++++ The input

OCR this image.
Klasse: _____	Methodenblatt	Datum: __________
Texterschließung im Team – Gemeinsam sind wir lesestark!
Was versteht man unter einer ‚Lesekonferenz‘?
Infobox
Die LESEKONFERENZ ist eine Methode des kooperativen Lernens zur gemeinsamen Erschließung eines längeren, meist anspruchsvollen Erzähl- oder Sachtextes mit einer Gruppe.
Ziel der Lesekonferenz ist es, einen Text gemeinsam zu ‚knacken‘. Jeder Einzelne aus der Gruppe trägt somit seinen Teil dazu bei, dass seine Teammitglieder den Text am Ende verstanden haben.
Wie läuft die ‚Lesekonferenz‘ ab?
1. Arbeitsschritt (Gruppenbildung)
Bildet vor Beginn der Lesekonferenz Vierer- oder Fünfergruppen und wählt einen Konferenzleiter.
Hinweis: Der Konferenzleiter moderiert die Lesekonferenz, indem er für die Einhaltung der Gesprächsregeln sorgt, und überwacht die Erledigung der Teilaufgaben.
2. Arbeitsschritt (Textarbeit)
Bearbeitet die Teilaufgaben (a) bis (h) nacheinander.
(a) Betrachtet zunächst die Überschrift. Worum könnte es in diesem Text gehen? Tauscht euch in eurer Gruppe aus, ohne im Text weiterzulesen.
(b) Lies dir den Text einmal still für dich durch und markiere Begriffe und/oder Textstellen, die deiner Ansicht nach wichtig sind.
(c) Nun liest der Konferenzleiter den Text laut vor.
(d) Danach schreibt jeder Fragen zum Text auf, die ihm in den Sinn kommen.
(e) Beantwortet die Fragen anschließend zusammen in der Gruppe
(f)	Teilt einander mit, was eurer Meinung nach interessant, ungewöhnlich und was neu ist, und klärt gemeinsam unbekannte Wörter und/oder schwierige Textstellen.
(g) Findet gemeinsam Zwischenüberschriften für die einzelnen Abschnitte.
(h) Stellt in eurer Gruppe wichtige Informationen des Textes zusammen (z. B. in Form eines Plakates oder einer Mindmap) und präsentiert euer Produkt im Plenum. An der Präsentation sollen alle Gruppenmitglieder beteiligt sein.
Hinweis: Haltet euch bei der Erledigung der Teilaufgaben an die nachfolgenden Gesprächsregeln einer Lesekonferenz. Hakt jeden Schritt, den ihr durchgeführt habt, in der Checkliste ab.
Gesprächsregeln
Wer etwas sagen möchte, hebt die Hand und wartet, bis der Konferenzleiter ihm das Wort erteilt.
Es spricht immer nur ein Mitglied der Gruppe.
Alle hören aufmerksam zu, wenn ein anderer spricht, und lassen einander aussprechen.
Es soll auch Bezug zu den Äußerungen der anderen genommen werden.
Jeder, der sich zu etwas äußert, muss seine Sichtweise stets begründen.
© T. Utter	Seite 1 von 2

++++++++

▸ Task goal
Using the records above, copy all lines that include the word "euch".

▸ Solution to this problem
(a) Betrachtet zunächst die Überschrift. Worum könnte es in diesem Text gehen? Tauscht euch in eurer Gruppe aus, ohne im Text weiterzulesen.
Hinweis: Haltet euch bei der Erledigung der Teilaufgaben an die nachfolgenden Gesprächsregeln einer Lesekonferenz. Hakt jeden Schritt, den ihr durchgeführt habt, in der Checkliste ab.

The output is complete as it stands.